What this task involves >>
Work out the number of lines with the word "title" in the material below, then reply with that number only.

Input records >>
[Start]

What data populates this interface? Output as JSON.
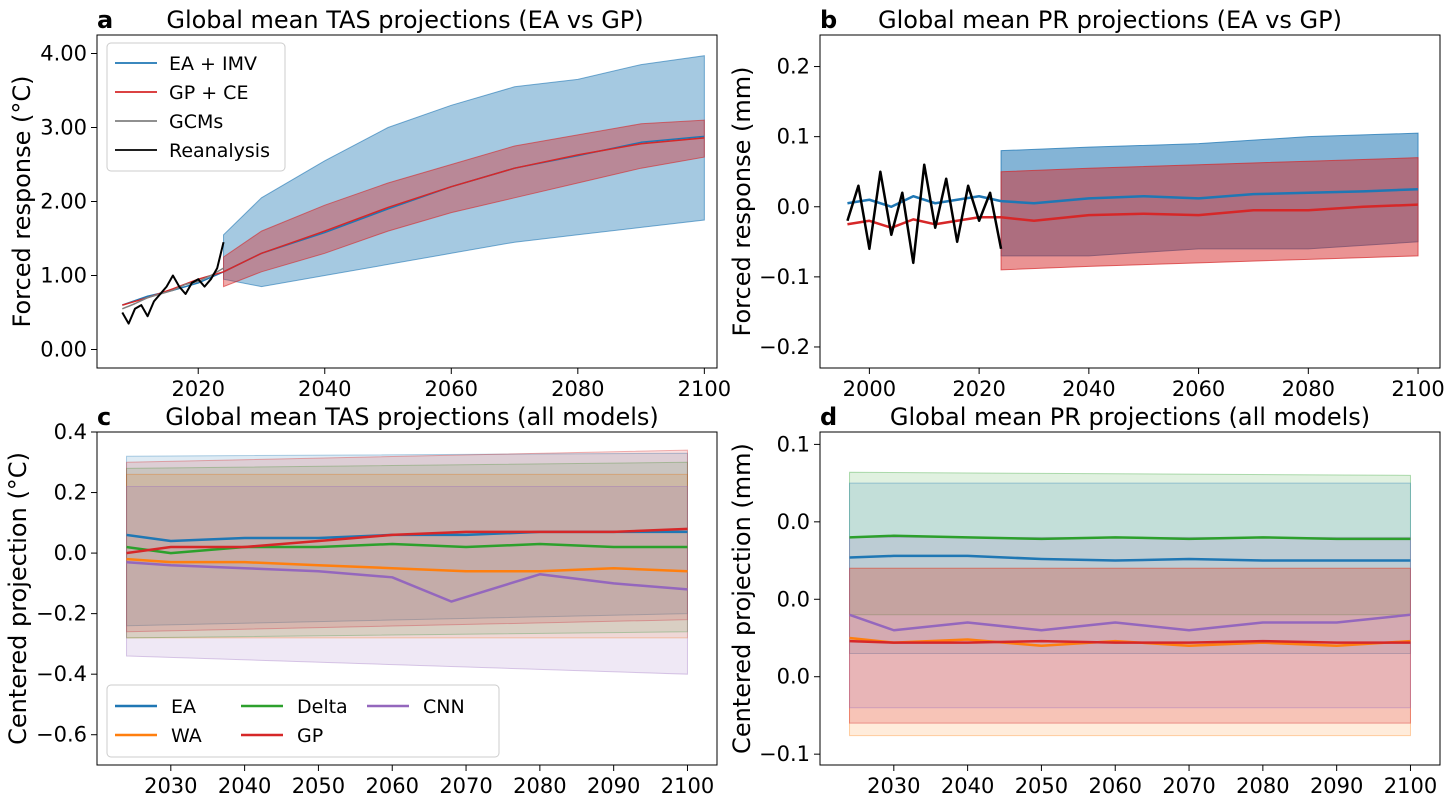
{
  "chart_data": [
    {
      "panel": "a",
      "type": "line",
      "title": "Global mean TAS projections (EA vs GP)",
      "xlabel": "",
      "ylabel": "Forced response (°C)",
      "xlim": [
        2004,
        2102
      ],
      "ylim": [
        -0.25,
        4.25
      ],
      "xticks": [
        2020,
        2040,
        2060,
        2080,
        2100
      ],
      "xtick_labels": [
        "2020",
        "2040",
        "2060",
        "2080",
        "2100"
      ],
      "yticks": [
        0,
        1,
        2,
        3,
        4
      ],
      "ytick_labels": [
        "0.00",
        "1.00",
        "2.00",
        "3.00",
        "4.00"
      ],
      "legend": {
        "placement": "upper-left",
        "ncol": 1
      },
      "bands": [
        {
          "name": "EA + IMV",
          "color": "#1f77b4",
          "opacity": 0.4,
          "x": [
            2024,
            2030,
            2040,
            2050,
            2060,
            2070,
            2080,
            2090,
            2100
          ],
          "lower": [
            0.95,
            0.85,
            1.0,
            1.15,
            1.3,
            1.45,
            1.55,
            1.65,
            1.75
          ],
          "upper": [
            1.55,
            2.05,
            2.55,
            3.0,
            3.3,
            3.55,
            3.65,
            3.85,
            3.97
          ]
        },
        {
          "name": "GP + CE",
          "color": "#d62728",
          "opacity": 0.4,
          "x": [
            2024,
            2030,
            2040,
            2050,
            2060,
            2070,
            2080,
            2090,
            2100
          ],
          "lower": [
            0.85,
            1.05,
            1.3,
            1.6,
            1.85,
            2.05,
            2.25,
            2.45,
            2.6
          ],
          "upper": [
            1.25,
            1.6,
            1.95,
            2.25,
            2.5,
            2.75,
            2.9,
            3.05,
            3.1
          ]
        }
      ],
      "series": [
        {
          "name": "EA + IMV",
          "color": "#1f77b4",
          "width": 1.5,
          "x": [
            2008,
            2012,
            2016,
            2020,
            2024,
            2030,
            2040,
            2050,
            2060,
            2070,
            2080,
            2090,
            2100
          ],
          "y": [
            0.6,
            0.72,
            0.8,
            0.9,
            1.05,
            1.3,
            1.58,
            1.9,
            2.2,
            2.45,
            2.62,
            2.8,
            2.88
          ]
        },
        {
          "name": "GP + CE",
          "color": "#d62728",
          "width": 1.5,
          "x": [
            2008,
            2012,
            2016,
            2020,
            2024,
            2030,
            2040,
            2050,
            2060,
            2070,
            2080,
            2090,
            2100
          ],
          "y": [
            0.6,
            0.7,
            0.82,
            0.95,
            1.05,
            1.3,
            1.6,
            1.92,
            2.2,
            2.45,
            2.63,
            2.78,
            2.86
          ]
        },
        {
          "name": "GCMs",
          "color": "#808080",
          "width": 1.5,
          "x": [
            2008,
            2010,
            2012,
            2014,
            2016,
            2018,
            2020,
            2022,
            2024
          ],
          "y": [
            0.55,
            0.62,
            0.7,
            0.75,
            0.8,
            0.88,
            0.92,
            1.0,
            1.1
          ]
        },
        {
          "name": "Reanalysis",
          "color": "#000000",
          "width": 2,
          "x": [
            2008,
            2009,
            2010,
            2011,
            2012,
            2013,
            2014,
            2015,
            2016,
            2017,
            2018,
            2019,
            2020,
            2021,
            2022,
            2023,
            2024
          ],
          "y": [
            0.5,
            0.35,
            0.55,
            0.6,
            0.45,
            0.65,
            0.75,
            0.85,
            1.0,
            0.85,
            0.75,
            0.9,
            0.95,
            0.85,
            0.95,
            1.1,
            1.45
          ]
        }
      ]
    },
    {
      "panel": "b",
      "type": "line",
      "title": "Global mean PR projections (EA vs GP)",
      "xlabel": "",
      "ylabel": "Forced response (mm)",
      "xlim": [
        1991,
        2104
      ],
      "ylim": [
        -0.23,
        0.245
      ],
      "xticks": [
        2000,
        2020,
        2040,
        2060,
        2080,
        2100
      ],
      "xtick_labels": [
        "2000",
        "2020",
        "2040",
        "2060",
        "2080",
        "2100"
      ],
      "yticks": [
        -0.2,
        -0.1,
        0.0,
        0.1,
        0.2
      ],
      "ytick_labels": [
        "−0.2",
        "−0.1",
        "0.0",
        "0.1",
        "0.2"
      ],
      "bands": [
        {
          "name": "EA",
          "color": "#1f77b4",
          "opacity": 0.55,
          "x": [
            2024,
            2040,
            2060,
            2080,
            2100
          ],
          "lower": [
            -0.07,
            -0.07,
            -0.06,
            -0.06,
            -0.05
          ],
          "upper": [
            0.08,
            0.085,
            0.09,
            0.1,
            0.105
          ]
        },
        {
          "name": "GP",
          "color": "#d62728",
          "opacity": 0.5,
          "x": [
            2024,
            2040,
            2060,
            2080,
            2100
          ],
          "lower": [
            -0.09,
            -0.085,
            -0.08,
            -0.075,
            -0.07
          ],
          "upper": [
            0.05,
            0.055,
            0.06,
            0.065,
            0.07
          ]
        }
      ],
      "series": [
        {
          "name": "EA",
          "color": "#1f77b4",
          "width": 2.5,
          "x": [
            1996,
            2000,
            2004,
            2008,
            2012,
            2016,
            2020,
            2024,
            2030,
            2040,
            2050,
            2060,
            2070,
            2080,
            2090,
            2100
          ],
          "y": [
            0.005,
            0.01,
            0.0,
            0.015,
            0.005,
            0.01,
            0.015,
            0.008,
            0.005,
            0.012,
            0.015,
            0.012,
            0.018,
            0.02,
            0.022,
            0.025
          ]
        },
        {
          "name": "GP",
          "color": "#d62728",
          "width": 2.5,
          "x": [
            1996,
            2000,
            2004,
            2008,
            2012,
            2016,
            2020,
            2024,
            2030,
            2040,
            2050,
            2060,
            2070,
            2080,
            2090,
            2100
          ],
          "y": [
            -0.025,
            -0.02,
            -0.03,
            -0.018,
            -0.025,
            -0.02,
            -0.015,
            -0.015,
            -0.02,
            -0.012,
            -0.01,
            -0.012,
            -0.005,
            -0.005,
            0.0,
            0.003
          ]
        },
        {
          "name": "Reanalysis",
          "color": "#000000",
          "width": 2.5,
          "x": [
            1996,
            1998,
            2000,
            2002,
            2004,
            2006,
            2008,
            2010,
            2012,
            2014,
            2016,
            2018,
            2020,
            2022,
            2024
          ],
          "y": [
            -0.02,
            0.03,
            -0.06,
            0.05,
            -0.04,
            0.02,
            -0.08,
            0.06,
            -0.03,
            0.04,
            -0.05,
            0.03,
            -0.02,
            0.02,
            -0.06
          ]
        }
      ]
    },
    {
      "panel": "c",
      "type": "line",
      "title": "Global mean TAS projections (all models)",
      "xlabel": "",
      "ylabel": "Centered projection (°C)",
      "xlim": [
        2020,
        2104
      ],
      "ylim": [
        -0.7,
        0.4
      ],
      "xticks": [
        2030,
        2040,
        2050,
        2060,
        2070,
        2080,
        2090,
        2100
      ],
      "xtick_labels": [
        "2030",
        "2040",
        "2050",
        "2060",
        "2070",
        "2080",
        "2090",
        "2100"
      ],
      "yticks": [
        -0.6,
        -0.4,
        -0.2,
        0.0,
        0.2,
        0.4
      ],
      "ytick_labels": [
        "−0.6",
        "−0.4",
        "−0.2",
        "0.0",
        "0.2",
        "0.4"
      ],
      "legend": {
        "placement": "lower-left",
        "ncol": 3
      },
      "bands": [
        {
          "name": "EA",
          "color": "#1f77b4",
          "opacity": 0.15,
          "x": [
            2024,
            2100
          ],
          "lower": [
            -0.24,
            -0.2
          ],
          "upper": [
            0.32,
            0.33
          ]
        },
        {
          "name": "WA",
          "color": "#ff7f0e",
          "opacity": 0.15,
          "x": [
            2024,
            2100
          ],
          "lower": [
            -0.28,
            -0.28
          ],
          "upper": [
            0.26,
            0.26
          ]
        },
        {
          "name": "Delta",
          "color": "#2ca02c",
          "opacity": 0.12,
          "x": [
            2024,
            2100
          ],
          "lower": [
            -0.28,
            -0.26
          ],
          "upper": [
            0.28,
            0.3
          ]
        },
        {
          "name": "GP",
          "color": "#d62728",
          "opacity": 0.15,
          "x": [
            2024,
            2100
          ],
          "lower": [
            -0.26,
            -0.22
          ],
          "upper": [
            0.3,
            0.34
          ]
        },
        {
          "name": "CNN",
          "color": "#9467bd",
          "opacity": 0.15,
          "x": [
            2024,
            2100
          ],
          "lower": [
            -0.34,
            -0.4
          ],
          "upper": [
            0.22,
            0.22
          ]
        }
      ],
      "series": [
        {
          "name": "EA",
          "color": "#1f77b4",
          "width": 2.5,
          "x": [
            2024,
            2030,
            2040,
            2050,
            2060,
            2070,
            2080,
            2090,
            2100
          ],
          "y": [
            0.06,
            0.04,
            0.05,
            0.05,
            0.06,
            0.06,
            0.07,
            0.07,
            0.07
          ]
        },
        {
          "name": "WA",
          "color": "#ff7f0e",
          "width": 2.5,
          "x": [
            2024,
            2030,
            2040,
            2050,
            2060,
            2070,
            2080,
            2090,
            2100
          ],
          "y": [
            -0.02,
            -0.03,
            -0.03,
            -0.04,
            -0.05,
            -0.06,
            -0.06,
            -0.05,
            -0.06
          ]
        },
        {
          "name": "Delta",
          "color": "#2ca02c",
          "width": 2.5,
          "x": [
            2024,
            2030,
            2040,
            2050,
            2060,
            2070,
            2080,
            2090,
            2100
          ],
          "y": [
            0.02,
            0.0,
            0.02,
            0.02,
            0.03,
            0.02,
            0.03,
            0.02,
            0.02
          ]
        },
        {
          "name": "GP",
          "color": "#d62728",
          "width": 2.5,
          "x": [
            2024,
            2030,
            2040,
            2050,
            2060,
            2070,
            2080,
            2090,
            2100
          ],
          "y": [
            0.0,
            0.02,
            0.02,
            0.04,
            0.06,
            0.07,
            0.07,
            0.07,
            0.08
          ]
        },
        {
          "name": "CNN",
          "color": "#9467bd",
          "width": 2.5,
          "x": [
            2024,
            2030,
            2040,
            2050,
            2060,
            2068,
            2080,
            2090,
            2100
          ],
          "y": [
            -0.03,
            -0.04,
            -0.05,
            -0.06,
            -0.08,
            -0.16,
            -0.07,
            -0.1,
            -0.12
          ]
        }
      ]
    },
    {
      "panel": "d",
      "type": "line",
      "title": "Global mean PR projections (all models)",
      "xlabel": "",
      "ylabel": "Centered projection (mm)",
      "xlim": [
        2020,
        2104
      ],
      "ylim": [
        -0.107,
        0.108
      ],
      "xticks": [
        2030,
        2040,
        2050,
        2060,
        2070,
        2080,
        2090,
        2100
      ],
      "xtick_labels": [
        "2030",
        "2040",
        "2050",
        "2060",
        "2070",
        "2080",
        "2090",
        "2100"
      ],
      "yticks": [
        -0.1,
        0.0,
        0.1
      ],
      "ytick_labels": [
        "−0.1",
        "0.0",
        "0.1"
      ],
      "minor_yticks": [
        -0.05,
        0.05
      ],
      "minor_ytick_labels": [
        "0.0",
        "0.0"
      ],
      "bands": [
        {
          "name": "Delta",
          "color": "#2ca02c",
          "opacity": 0.15,
          "x": [
            2024,
            2100
          ],
          "lower": [
            -0.01,
            -0.01
          ],
          "upper": [
            0.082,
            0.08
          ]
        },
        {
          "name": "EA",
          "color": "#1f77b4",
          "opacity": 0.15,
          "x": [
            2024,
            2100
          ],
          "lower": [
            -0.035,
            -0.035
          ],
          "upper": [
            0.075,
            0.075
          ]
        },
        {
          "name": "WA",
          "color": "#ff7f0e",
          "opacity": 0.15,
          "x": [
            2024,
            2100
          ],
          "lower": [
            -0.088,
            -0.088
          ],
          "upper": [
            0.02,
            0.02
          ]
        },
        {
          "name": "GP",
          "color": "#d62728",
          "opacity": 0.2,
          "x": [
            2024,
            2100
          ],
          "lower": [
            -0.08,
            -0.08
          ],
          "upper": [
            0.02,
            0.02
          ]
        },
        {
          "name": "CNN",
          "color": "#9467bd",
          "opacity": 0.15,
          "x": [
            2024,
            2100
          ],
          "lower": [
            -0.07,
            -0.07
          ],
          "upper": [
            0.04,
            0.04
          ]
        }
      ],
      "series": [
        {
          "name": "EA",
          "color": "#1f77b4",
          "width": 2.5,
          "x": [
            2024,
            2030,
            2040,
            2050,
            2060,
            2070,
            2080,
            2090,
            2100
          ],
          "y": [
            0.027,
            0.028,
            0.028,
            0.026,
            0.025,
            0.026,
            0.025,
            0.025,
            0.025
          ]
        },
        {
          "name": "WA",
          "color": "#ff7f0e",
          "width": 2.5,
          "x": [
            2024,
            2030,
            2040,
            2050,
            2060,
            2070,
            2080,
            2090,
            2100
          ],
          "y": [
            -0.025,
            -0.028,
            -0.026,
            -0.03,
            -0.027,
            -0.03,
            -0.028,
            -0.03,
            -0.027
          ]
        },
        {
          "name": "Delta",
          "color": "#2ca02c",
          "width": 2.5,
          "x": [
            2024,
            2030,
            2040,
            2050,
            2060,
            2070,
            2080,
            2090,
            2100
          ],
          "y": [
            0.04,
            0.041,
            0.04,
            0.039,
            0.04,
            0.039,
            0.04,
            0.039,
            0.039
          ]
        },
        {
          "name": "GP",
          "color": "#d62728",
          "width": 2.5,
          "x": [
            2024,
            2030,
            2040,
            2050,
            2060,
            2070,
            2080,
            2090,
            2100
          ],
          "y": [
            -0.027,
            -0.028,
            -0.028,
            -0.027,
            -0.028,
            -0.028,
            -0.027,
            -0.028,
            -0.028
          ]
        },
        {
          "name": "CNN",
          "color": "#9467bd",
          "width": 2.5,
          "x": [
            2024,
            2030,
            2040,
            2050,
            2060,
            2070,
            2080,
            2090,
            2100
          ],
          "y": [
            -0.01,
            -0.02,
            -0.015,
            -0.02,
            -0.015,
            -0.02,
            -0.015,
            -0.015,
            -0.01
          ]
        }
      ]
    }
  ]
}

[End]

Expected answer >>
4